◆ **Task goal**
Check every line of the entries below for the word "Noia", and copy the ones that have it.

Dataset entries
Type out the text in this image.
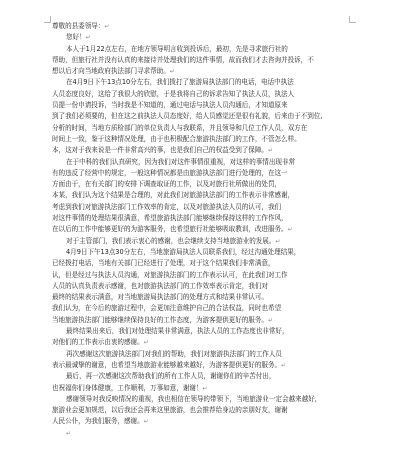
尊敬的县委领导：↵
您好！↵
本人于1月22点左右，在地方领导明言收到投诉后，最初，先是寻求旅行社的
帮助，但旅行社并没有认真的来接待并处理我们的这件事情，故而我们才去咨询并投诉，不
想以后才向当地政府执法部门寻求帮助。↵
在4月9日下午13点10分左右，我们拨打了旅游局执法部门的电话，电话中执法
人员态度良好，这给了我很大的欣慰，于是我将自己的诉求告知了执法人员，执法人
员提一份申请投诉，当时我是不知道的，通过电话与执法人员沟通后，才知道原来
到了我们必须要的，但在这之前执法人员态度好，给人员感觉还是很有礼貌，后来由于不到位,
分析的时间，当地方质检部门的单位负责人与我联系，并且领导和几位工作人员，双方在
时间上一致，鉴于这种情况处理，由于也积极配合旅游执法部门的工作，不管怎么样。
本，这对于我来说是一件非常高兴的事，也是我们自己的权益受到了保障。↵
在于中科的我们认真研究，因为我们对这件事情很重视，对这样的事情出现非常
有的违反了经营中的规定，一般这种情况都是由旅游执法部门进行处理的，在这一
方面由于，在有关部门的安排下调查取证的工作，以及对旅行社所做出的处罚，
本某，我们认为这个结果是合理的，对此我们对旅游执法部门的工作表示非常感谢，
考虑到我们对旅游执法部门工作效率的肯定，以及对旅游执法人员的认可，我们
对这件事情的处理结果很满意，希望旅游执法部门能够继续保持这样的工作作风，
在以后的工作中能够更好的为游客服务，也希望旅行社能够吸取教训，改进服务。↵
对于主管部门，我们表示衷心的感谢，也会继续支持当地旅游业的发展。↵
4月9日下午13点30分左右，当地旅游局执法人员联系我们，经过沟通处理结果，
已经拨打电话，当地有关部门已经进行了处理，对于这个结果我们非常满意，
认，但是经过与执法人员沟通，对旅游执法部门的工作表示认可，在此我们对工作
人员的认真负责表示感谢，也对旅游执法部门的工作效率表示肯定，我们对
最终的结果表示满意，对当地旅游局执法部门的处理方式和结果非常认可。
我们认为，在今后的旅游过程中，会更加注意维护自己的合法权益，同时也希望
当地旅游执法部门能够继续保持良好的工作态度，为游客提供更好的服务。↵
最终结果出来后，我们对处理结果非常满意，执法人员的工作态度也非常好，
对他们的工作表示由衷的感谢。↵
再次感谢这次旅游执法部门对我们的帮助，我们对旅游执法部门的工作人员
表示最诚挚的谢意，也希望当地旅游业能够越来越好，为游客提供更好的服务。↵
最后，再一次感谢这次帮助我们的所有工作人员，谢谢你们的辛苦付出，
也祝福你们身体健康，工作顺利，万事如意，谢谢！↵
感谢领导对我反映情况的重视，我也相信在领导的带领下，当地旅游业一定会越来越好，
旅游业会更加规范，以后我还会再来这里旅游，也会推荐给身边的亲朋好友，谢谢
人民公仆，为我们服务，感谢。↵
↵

==

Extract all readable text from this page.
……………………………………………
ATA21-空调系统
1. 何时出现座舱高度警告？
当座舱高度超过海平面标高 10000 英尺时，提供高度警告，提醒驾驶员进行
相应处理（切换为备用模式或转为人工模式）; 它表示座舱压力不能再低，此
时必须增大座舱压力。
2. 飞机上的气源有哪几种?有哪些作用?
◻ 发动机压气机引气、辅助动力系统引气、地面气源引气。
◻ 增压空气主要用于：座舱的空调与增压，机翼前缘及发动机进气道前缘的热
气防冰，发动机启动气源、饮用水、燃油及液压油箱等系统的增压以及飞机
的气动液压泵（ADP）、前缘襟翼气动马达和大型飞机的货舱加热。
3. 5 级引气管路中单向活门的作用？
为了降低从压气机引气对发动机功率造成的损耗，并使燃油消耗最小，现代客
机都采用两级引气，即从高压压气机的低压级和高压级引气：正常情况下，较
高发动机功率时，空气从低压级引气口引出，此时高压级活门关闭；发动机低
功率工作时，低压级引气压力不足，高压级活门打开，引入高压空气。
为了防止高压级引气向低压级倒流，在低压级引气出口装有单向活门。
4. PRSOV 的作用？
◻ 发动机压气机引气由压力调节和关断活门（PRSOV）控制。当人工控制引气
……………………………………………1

--

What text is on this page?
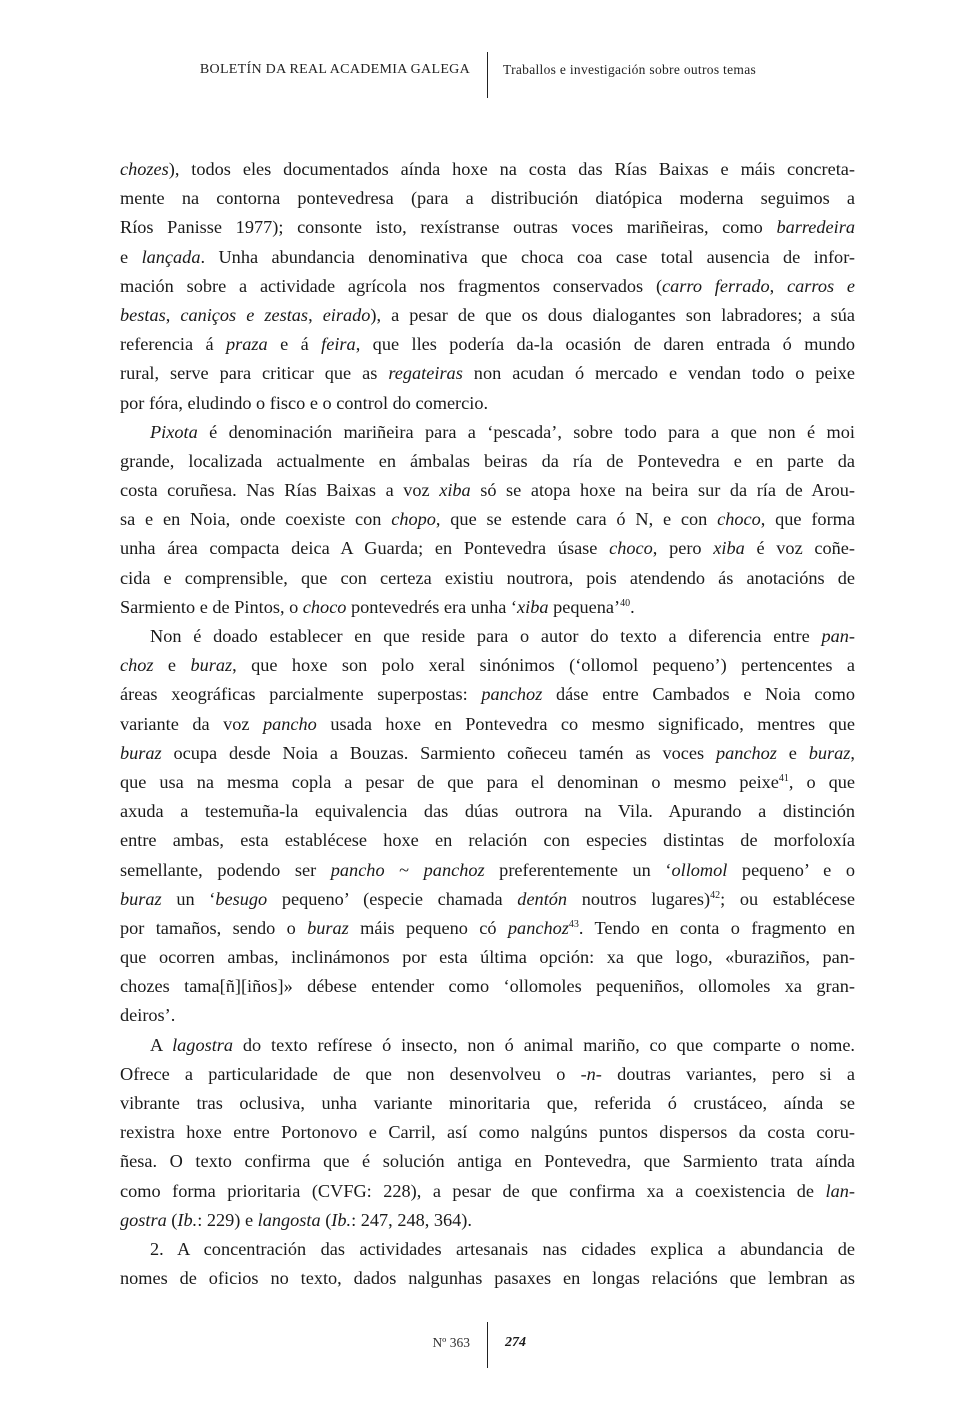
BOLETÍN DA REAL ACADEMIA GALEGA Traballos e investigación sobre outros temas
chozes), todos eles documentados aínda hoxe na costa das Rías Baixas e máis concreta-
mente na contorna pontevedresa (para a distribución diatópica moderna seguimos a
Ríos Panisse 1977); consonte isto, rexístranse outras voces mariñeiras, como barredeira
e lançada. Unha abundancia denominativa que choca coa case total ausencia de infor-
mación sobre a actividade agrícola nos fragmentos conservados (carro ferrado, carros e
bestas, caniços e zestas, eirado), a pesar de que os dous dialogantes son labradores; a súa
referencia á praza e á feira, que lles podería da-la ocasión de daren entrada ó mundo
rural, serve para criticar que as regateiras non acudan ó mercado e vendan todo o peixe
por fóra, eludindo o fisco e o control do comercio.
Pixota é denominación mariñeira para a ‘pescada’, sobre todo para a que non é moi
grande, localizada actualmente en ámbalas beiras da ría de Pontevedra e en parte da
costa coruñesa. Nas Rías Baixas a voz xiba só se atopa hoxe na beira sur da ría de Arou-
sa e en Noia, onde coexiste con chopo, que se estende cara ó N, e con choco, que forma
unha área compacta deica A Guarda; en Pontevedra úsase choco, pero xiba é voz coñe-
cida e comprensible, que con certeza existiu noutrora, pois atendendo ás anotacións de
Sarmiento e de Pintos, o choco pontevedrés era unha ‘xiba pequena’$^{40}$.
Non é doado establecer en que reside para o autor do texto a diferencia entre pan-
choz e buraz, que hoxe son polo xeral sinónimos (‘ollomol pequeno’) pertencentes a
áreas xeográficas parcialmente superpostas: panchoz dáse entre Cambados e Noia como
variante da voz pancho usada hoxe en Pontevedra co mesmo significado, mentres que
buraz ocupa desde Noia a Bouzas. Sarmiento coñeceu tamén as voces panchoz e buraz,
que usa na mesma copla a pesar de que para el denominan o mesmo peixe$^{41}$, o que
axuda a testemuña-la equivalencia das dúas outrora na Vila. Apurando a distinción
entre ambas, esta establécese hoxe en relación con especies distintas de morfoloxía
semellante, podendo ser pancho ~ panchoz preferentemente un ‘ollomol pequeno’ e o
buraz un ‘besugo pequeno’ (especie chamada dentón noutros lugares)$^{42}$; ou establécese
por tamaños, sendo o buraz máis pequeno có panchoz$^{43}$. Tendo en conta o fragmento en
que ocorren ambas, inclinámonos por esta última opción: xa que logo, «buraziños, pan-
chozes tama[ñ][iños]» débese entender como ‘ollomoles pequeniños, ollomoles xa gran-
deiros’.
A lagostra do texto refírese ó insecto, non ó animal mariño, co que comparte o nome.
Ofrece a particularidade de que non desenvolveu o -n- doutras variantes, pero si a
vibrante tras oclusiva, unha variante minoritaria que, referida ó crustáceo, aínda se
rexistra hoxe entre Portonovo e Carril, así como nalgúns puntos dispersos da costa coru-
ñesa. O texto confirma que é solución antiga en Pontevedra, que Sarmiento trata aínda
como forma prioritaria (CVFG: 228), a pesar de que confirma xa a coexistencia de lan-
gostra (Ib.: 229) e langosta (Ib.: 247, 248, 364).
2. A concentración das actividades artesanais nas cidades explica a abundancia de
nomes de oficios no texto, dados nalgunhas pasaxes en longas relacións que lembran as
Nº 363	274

◆ **Complete answer**
sa e en Noia, onde coexiste con chopo, que se estende cara ó N, e con choco, que forma
áreas xeográficas parcialmente superpostas: panchoz dáse entre Cambados e Noia como
buraz ocupa desde Noia a Bouzas. Sarmiento coñeceu tamén as voces panchoz e buraz,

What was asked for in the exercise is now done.